**** 原文

【台北訊】
功率半導體設計公司海馳科技(AzureMoto Technology, Inc.)受邀參加凱基證券
「2026 Q1 Taiwan Corporate Day」投資論壇,並由執行長林橙寬以
「綠色 AI 時代的推手:從矽到寬能隙的功率半導體演進」為題發表專題演講。
隨著生成式 AI、大型語言模型與高效能運算(HPC)需求快速成長,全球資料中心正面臨前所未有的電力需求與能源效率挑戰。功率半導體設計公司海馳科技(AzureMoto Technology, Inc.)表示,AI 產業的競爭核心正逐步從單純算力,轉向「能源效率與電力架構」的競爭,而功率半導體正是支撐 AI 時代的重要關鍵基礎設施。
根據產業研究,AI GPU 的功率需求正快速上升,從過去數百瓦提升至 700W–1200W,未來甚至可能突破 2kW 等級。這使得 AI 伺服器機櫃功率密度由傳統資料中心的 5–10kW,大幅提升至 100kW–300kW 等級。當資料中心功率密度持續提升時,電源效率、散熱能力與電力架構設計將成為限制 AI 算力成長的關鍵因素。

********

** 學習目標 a **
請逐字照抄資料列中從第一列起,到含有「data-point — [126, 277, 132, 283]」的那一列為止的各列,首尾兩列都要包括。
原文與資料列是彼此獨立的兩份材料。

**** 提供資料

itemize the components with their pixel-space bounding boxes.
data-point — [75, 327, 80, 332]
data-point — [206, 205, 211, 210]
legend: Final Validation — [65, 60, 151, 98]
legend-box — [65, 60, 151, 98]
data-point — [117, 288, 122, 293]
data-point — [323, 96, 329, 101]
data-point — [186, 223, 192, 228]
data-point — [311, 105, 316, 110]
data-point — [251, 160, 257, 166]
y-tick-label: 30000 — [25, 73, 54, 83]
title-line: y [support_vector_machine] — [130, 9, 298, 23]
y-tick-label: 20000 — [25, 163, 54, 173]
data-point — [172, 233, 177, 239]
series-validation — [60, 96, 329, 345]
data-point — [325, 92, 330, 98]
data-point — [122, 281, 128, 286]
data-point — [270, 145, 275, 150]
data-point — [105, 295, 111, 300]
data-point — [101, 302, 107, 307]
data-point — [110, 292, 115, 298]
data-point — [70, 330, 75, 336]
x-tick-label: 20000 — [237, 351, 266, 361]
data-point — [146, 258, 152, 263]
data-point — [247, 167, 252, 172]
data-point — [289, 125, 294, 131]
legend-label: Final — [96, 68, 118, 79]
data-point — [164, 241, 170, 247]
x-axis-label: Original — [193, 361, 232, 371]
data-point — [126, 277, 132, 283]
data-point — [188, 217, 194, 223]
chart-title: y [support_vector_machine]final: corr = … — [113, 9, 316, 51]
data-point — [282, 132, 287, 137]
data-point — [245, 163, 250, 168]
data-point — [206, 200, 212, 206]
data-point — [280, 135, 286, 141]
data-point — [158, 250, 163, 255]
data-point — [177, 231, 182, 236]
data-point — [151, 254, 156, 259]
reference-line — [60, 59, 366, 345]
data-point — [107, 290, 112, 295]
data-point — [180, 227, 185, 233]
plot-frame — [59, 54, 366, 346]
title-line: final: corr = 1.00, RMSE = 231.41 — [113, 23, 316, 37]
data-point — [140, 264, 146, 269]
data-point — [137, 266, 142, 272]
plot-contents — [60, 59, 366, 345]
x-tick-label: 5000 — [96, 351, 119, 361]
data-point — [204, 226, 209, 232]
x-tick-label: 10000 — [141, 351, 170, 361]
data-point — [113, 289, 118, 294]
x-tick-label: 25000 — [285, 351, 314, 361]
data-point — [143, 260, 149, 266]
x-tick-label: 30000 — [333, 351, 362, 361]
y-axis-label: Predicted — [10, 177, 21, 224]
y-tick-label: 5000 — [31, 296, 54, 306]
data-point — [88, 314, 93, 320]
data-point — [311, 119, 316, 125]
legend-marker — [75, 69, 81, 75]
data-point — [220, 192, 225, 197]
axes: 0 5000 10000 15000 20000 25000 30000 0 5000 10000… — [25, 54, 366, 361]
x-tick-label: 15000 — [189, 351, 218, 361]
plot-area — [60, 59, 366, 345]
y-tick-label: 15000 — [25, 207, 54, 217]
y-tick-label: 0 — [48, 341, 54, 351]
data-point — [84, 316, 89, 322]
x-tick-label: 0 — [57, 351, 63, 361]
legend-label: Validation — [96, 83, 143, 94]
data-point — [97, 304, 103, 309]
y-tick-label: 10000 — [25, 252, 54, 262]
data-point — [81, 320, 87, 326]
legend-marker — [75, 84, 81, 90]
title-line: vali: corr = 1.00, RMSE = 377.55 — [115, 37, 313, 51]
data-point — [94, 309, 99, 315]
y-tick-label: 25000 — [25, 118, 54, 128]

********

** 學習目標 b **
根據原文,AI 伺服器機櫃的功率密度會大幅提升到什麼等級?

** 練習作答 a **
itemize the components with their pixel-space bounding boxes.
data-point — [75, 327, 80, 332]
data-point — [206, 205, 211, 210]
legend: Final Validation — [65, 60, 151, 98]
legend-box — [65, 60, 151, 98]
data-point — [117, 288, 122, 293]
data-point — [323, 96, 329, 101]
data-point — [186, 223, 192, 228]
data-point — [311, 105, 316, 110]
data-point — [251, 160, 257, 166]
y-tick-label: 30000 — [25, 73, 54, 83]
title-line: y [support_vector_machine] — [130, 9, 298, 23]
y-tick-label: 20000 — [25, 163, 54, 173]
data-point — [172, 233, 177, 239]
series-validation — [60, 96, 329, 345]
data-point — [325, 92, 330, 98]
data-point — [122, 281, 128, 286]
data-point — [270, 145, 275, 150]
data-point — [105, 295, 111, 300]
data-point — [101, 302, 107, 307]
data-point — [110, 292, 115, 298]
data-point — [70, 330, 75, 336]
x-tick-label: 20000 — [237, 351, 266, 361]
data-point — [146, 258, 152, 263]
data-point — [247, 167, 252, 172]
data-point — [289, 125, 294, 131]
legend-label: Final — [96, 68, 118, 79]
data-point — [164, 241, 170, 247]
x-axis-label: Original — [193, 361, 232, 371]
data-point — [126, 277, 132, 283]

** 練習作答 b **
100kW–300kW 等級。